═══ Dataset records ═══
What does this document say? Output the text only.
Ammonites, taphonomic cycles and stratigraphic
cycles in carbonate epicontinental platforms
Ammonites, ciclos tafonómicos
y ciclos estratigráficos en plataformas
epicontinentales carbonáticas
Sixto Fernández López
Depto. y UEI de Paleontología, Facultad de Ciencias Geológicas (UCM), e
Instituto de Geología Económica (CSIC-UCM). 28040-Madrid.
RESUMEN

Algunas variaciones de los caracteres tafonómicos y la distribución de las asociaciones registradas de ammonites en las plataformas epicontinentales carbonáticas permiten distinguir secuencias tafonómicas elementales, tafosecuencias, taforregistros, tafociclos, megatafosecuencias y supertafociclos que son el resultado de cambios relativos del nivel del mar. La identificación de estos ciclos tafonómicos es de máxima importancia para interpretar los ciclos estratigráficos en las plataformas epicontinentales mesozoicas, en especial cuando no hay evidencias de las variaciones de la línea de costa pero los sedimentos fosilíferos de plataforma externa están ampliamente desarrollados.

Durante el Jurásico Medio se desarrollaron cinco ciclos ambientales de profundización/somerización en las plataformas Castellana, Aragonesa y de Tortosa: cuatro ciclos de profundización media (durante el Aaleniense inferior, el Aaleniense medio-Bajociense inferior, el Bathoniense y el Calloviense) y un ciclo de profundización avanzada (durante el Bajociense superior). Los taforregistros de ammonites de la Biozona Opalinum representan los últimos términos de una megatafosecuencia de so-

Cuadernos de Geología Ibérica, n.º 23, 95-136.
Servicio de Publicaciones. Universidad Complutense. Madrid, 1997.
═══
═══ Dataset records ═══
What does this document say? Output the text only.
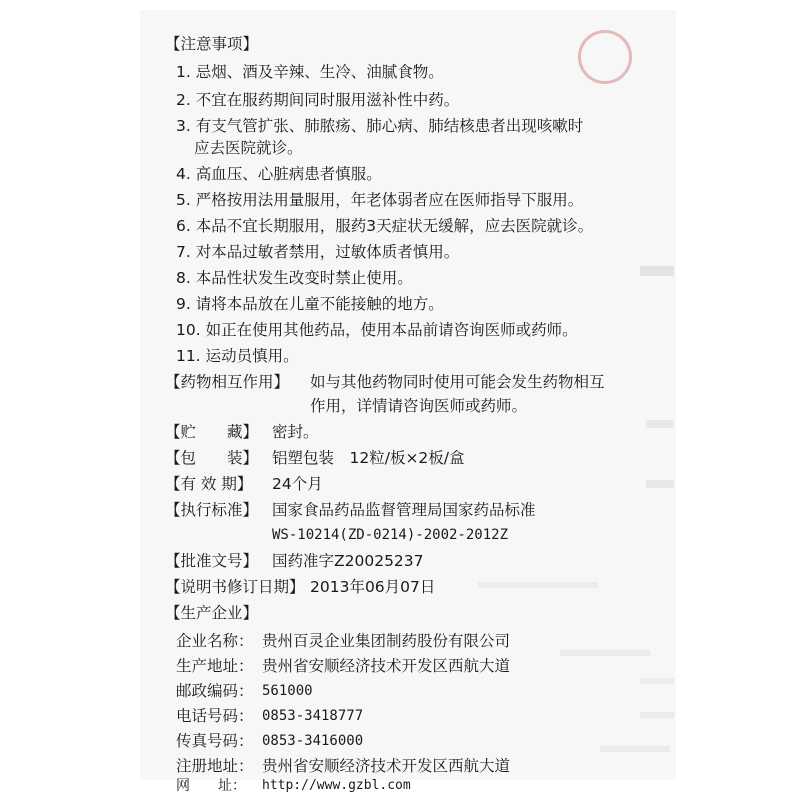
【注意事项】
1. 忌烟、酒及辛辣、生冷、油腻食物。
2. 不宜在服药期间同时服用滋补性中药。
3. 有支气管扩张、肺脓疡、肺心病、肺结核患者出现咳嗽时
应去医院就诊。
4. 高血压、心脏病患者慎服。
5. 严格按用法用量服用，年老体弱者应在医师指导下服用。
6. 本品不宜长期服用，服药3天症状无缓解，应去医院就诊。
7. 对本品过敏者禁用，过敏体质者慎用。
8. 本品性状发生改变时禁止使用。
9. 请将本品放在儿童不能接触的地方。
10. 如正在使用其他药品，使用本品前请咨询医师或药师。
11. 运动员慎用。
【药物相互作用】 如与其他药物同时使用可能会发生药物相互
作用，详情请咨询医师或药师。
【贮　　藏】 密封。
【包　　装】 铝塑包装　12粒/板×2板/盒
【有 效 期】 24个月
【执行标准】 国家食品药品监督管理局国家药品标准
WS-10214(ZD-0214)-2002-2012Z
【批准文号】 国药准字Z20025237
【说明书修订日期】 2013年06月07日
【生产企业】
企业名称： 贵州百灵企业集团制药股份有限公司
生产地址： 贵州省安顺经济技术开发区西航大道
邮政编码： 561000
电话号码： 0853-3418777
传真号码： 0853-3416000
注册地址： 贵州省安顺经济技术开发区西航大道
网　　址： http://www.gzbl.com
═══
Count all lines of the data that include "Madrid". The answer is the number alone.

Answer to this problem:
2